/---
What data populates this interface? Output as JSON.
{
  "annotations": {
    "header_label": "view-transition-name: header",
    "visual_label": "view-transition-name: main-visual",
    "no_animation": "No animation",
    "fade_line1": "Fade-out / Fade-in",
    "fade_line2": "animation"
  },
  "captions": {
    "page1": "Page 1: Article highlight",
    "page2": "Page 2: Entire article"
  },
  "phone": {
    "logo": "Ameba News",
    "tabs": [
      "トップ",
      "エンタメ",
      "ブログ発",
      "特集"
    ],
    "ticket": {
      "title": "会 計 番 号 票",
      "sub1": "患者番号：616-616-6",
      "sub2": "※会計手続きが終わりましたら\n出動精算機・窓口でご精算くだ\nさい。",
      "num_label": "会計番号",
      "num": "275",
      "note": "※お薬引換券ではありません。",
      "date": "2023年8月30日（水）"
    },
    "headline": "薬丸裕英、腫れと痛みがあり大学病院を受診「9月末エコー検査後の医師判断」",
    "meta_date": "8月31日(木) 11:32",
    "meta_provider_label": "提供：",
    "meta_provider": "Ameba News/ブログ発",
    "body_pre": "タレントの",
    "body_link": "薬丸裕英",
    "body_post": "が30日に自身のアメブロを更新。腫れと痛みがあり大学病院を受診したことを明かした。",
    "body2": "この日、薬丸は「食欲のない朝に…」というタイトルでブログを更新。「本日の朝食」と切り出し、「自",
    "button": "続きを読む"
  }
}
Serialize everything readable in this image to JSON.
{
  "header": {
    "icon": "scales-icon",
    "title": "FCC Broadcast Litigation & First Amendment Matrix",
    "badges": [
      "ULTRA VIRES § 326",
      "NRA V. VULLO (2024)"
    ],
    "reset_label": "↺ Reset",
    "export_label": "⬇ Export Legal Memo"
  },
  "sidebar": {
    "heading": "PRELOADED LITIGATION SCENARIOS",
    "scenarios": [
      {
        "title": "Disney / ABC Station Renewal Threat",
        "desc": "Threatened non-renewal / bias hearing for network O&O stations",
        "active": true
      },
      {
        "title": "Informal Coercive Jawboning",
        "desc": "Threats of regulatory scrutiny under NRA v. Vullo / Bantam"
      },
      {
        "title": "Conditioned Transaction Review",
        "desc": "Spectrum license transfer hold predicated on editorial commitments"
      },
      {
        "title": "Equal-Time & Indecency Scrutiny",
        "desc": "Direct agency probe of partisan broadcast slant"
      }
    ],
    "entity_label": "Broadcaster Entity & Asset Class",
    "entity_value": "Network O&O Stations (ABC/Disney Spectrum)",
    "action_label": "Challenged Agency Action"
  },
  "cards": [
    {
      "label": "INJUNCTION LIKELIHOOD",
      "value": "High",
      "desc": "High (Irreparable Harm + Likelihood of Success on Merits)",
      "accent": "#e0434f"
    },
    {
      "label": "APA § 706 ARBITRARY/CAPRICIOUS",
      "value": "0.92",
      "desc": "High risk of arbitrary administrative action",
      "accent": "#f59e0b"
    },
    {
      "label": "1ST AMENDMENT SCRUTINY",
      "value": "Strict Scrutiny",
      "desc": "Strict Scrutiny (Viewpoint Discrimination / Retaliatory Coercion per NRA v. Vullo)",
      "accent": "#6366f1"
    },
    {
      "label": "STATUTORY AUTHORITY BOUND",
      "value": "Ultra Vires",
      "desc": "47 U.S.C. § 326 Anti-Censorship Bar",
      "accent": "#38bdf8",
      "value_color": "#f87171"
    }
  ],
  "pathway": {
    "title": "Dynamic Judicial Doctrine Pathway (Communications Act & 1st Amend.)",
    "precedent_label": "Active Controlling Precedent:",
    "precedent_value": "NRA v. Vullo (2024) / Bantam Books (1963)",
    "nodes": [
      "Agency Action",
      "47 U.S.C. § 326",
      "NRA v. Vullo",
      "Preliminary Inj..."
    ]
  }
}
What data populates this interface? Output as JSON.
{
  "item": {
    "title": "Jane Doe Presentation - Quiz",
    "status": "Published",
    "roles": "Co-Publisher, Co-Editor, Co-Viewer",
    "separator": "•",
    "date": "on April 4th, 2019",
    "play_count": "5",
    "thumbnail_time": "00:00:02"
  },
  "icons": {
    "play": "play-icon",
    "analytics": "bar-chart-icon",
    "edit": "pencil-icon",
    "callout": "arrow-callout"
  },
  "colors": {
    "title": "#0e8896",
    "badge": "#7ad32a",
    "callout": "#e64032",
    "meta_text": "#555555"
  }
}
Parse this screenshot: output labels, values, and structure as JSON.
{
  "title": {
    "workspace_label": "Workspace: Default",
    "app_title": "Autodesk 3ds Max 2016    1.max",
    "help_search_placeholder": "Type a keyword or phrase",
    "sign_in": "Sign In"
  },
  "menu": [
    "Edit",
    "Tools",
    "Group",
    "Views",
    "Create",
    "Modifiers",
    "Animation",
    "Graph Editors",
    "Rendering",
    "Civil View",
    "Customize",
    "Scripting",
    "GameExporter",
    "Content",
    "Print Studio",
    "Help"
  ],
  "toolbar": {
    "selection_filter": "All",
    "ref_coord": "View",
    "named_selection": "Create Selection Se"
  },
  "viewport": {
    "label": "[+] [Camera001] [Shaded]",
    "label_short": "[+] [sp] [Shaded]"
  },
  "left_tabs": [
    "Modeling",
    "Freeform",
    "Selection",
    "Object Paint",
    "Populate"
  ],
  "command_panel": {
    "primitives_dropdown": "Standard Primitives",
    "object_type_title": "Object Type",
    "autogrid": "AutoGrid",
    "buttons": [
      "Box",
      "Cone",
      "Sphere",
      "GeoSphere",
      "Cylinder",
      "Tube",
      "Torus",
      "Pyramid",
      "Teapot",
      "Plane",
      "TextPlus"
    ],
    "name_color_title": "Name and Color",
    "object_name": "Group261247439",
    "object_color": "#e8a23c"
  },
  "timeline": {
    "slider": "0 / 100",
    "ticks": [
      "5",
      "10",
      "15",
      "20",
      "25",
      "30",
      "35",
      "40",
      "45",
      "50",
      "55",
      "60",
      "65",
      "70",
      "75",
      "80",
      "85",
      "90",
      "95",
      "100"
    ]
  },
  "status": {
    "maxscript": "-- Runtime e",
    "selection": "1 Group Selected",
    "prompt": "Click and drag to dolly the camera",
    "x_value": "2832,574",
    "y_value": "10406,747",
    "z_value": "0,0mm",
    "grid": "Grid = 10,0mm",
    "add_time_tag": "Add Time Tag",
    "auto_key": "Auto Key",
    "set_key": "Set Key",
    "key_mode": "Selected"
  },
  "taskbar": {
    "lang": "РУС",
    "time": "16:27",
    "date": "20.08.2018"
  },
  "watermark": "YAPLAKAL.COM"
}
\---
§ **Challenge**
The entries above must be returned in full, exactly as shown.

§ **Answer to the exercise**
What data populates this interface? Output as JSON.
{
  "annotations": {
    "header_label": "view-transition-name: header",
    "visual_label": "view-transition-name: main-visual",
    "no_animation": "No animation",
    "fade_line1": "Fade-out / Fade-in",
    "fade_line2": "animation"
  },
  "captions": {
    "page1": "Page 1: Article highlight",
    "page2": "Page 2: Entire article"
  },
  "phone": {
    "logo": "Ameba News",
    "tabs": [
      "トップ",
      "エンタメ",
      "ブログ発",
      "特集"
    ],
    "ticket": {
      "title": "会 計 番 号 票",
      "sub1": "患者番号：616-616-6",
      "sub2": "※会計手続きが終わりましたら\n出動精算機・窓口でご精算くだ\nさい。",
      "num_label": "会計番号",
      "num": "275",
      "note": "※お薬引換券ではありません。",
      "date": "2023年8月30日（水）"
    },
    "headline": "薬丸裕英、腫れと痛みがあり大学病院を受診「9月末エコー検査後の医師判断」",
    "meta_date": "8月31日(木) 11:32",
    "meta_provider_label": "提供：",
    "meta_provider": "Ameba News/ブログ発",
    "body_pre": "タレントの",
    "body_link": "薬丸裕英",
    "body_post": "が30日に自身のアメブロを更新。腫れと痛みがあり大学病院を受診したことを明かした。",
    "body2": "この日、薬丸は「食欲のない朝に…」というタイトルでブログを更新。「本日の朝食」と切り出し、「自",
    "button": "続きを読む"
  }
}
Serialize everything readable in this image to JSON.
{
  "header": {
    "icon": "scales-icon",
    "title": "FCC Broadcast Litigation & First Amendment Matrix",
    "badges": [
      "ULTRA VIRES § 326",
      "NRA V. VULLO (2024)"
    ],
    "reset_label": "↺ Reset",
    "export_label": "⬇ Export Legal Memo"
  },
  "sidebar": {
    "heading": "PRELOADED LITIGATION SCENARIOS",
    "scenarios": [
      {
        "title": "Disney / ABC Station Renewal Threat",
        "desc": "Threatened non-renewal / bias hearing for network O&O stations",
        "active": true
      },
      {
        "title": "Informal Coercive Jawboning",
        "desc": "Threats of regulatory scrutiny under NRA v. Vullo / Bantam"
      },
      {
        "title": "Conditioned Transaction Review",
        "desc": "Spectrum license transfer hold predicated on editorial commitments"
      },
      {
        "title": "Equal-Time & Indecency Scrutiny",
        "desc": "Direct agency probe of partisan broadcast slant"
      }
    ],
    "entity_label": "Broadcaster Entity & Asset Class",
    "entity_value": "Network O&O Stations (ABC/Disney Spectrum)",
    "action_label": "Challenged Agency Action"
  },
  "cards": [
    {
      "label": "INJUNCTION LIKELIHOOD",
      "value": "High",
      "desc": "High (Irreparable Harm + Likelihood of Success on Merits)",
      "accent": "#e0434f"
    },
    {
      "label": "APA § 706 ARBITRARY/CAPRICIOUS",
      "value": "0.92",
      "desc": "High risk of arbitrary administrative action",
      "accent": "#f59e0b"
    },
    {
      "label": "1ST AMENDMENT SCRUTINY",
      "value": "Strict Scrutiny",
      "desc": "Strict Scrutiny (Viewpoint Discrimination / Retaliatory Coercion per NRA v. Vullo)",
      "accent": "#6366f1"
    },
    {
      "label": "STATUTORY AUTHORITY BOUND",
      "value": "Ultra Vires",
      "desc": "47 U.S.C. § 326 Anti-Censorship Bar",
      "accent": "#38bdf8",
      "value_color": "#f87171"
    }
  ],
  "pathway": {
    "title": "Dynamic Judicial Doctrine Pathway (Communications Act & 1st Amend.)",
    "precedent_label": "Active Controlling Precedent:",
    "precedent_value": "NRA v. Vullo (2024) / Bantam Books (1963)",
    "nodes": [
      "Agency Action",
      "47 U.S.C. § 326",
      "NRA v. Vullo",
      "Preliminary Inj..."
    ]
  }
}
What data populates this interface? Output as JSON.
{
  "item": {
    "title": "Jane Doe Presentation - Quiz",
    "status": "Published",
    "roles": "Co-Publisher, Co-Editor, Co-Viewer",
    "separator": "•",
    "date": "on April 4th, 2019",
    "play_count": "5",
    "thumbnail_time": "00:00:02"
  },
  "icons": {
    "play": "play-icon",
    "analytics": "bar-chart-icon",
    "edit": "pencil-icon",
    "callout": "arrow-callout"
  },
  "colors": {
    "title": "#0e8896",
    "badge": "#7ad32a",
    "callout": "#e64032",
    "meta_text": "#555555"
  }
}
Parse this screenshot: output labels, values, and structure as JSON.
{
  "title": {
    "workspace_label": "Workspace: Default",
    "app_title": "Autodesk 3ds Max 2016    1.max",
    "help_search_placeholder": "Type a keyword or phrase",
    "sign_in": "Sign In"
  },
  "menu": [
    "Edit",
    "Tools",
    "Group",
    "Views",
    "Create",
    "Modifiers",
    "Animation",
    "Graph Editors",
    "Rendering",
    "Civil View",
    "Customize",
    "Scripting",
    "GameExporter",
    "Content",
    "Print Studio",
    "Help"
  ],
  "toolbar": {
    "selection_filter": "All",
    "ref_coord": "View",
    "named_selection": "Create Selection Se"
  },
  "viewport": {
    "label": "[+] [Camera001] [Shaded]",
    "label_short": "[+] [sp] [Shaded]"
  },
  "left_tabs": [
    "Modeling",
    "Freeform",
    "Selection",
    "Object Paint",
    "Populate"
  ],
  "command_panel": {
    "primitives_dropdown": "Standard Primitives",
    "object_type_title": "Object Type",
    "autogrid": "AutoGrid",
    "buttons": [
      "Box",
      "Cone",
      "Sphere",
      "GeoSphere",
      "Cylinder",
      "Tube",
      "Torus",
      "Pyramid",
      "Teapot",
      "Plane",
      "TextPlus"
    ],
    "name_color_title": "Name and Color",
    "object_name": "Group261247439",
    "object_color": "#e8a23c"
  },
  "timeline": {
    "slider": "0 / 100",
    "ticks": [
      "5",
      "10",
      "15",
      "20",
      "25",
      "30",
      "35",
      "40",
      "45",
      "50",
      "55",
      "60",
      "65",
      "70",
      "75",
      "80",
      "85",
      "90",
      "95",
      "100"
    ]
  },
  "status": {
    "maxscript": "-- Runtime e",
    "selection": "1 Group Selected",
    "prompt": "Click and drag to dolly the camera",
    "x_value": "2832,574",
    "y_value": "10406,747",
    "z_value": "0,0mm",
    "grid": "Grid = 10,0mm",
    "add_time_tag": "Add Time Tag",
    "auto_key": "Auto Key",
    "set_key": "Set Key",
    "key_mode": "Selected"
  },
  "taskbar": {
    "lang": "РУС",
    "time": "16:27",
    "date": "20.08.2018"
  },
  "watermark": "YAPLAKAL.COM"
}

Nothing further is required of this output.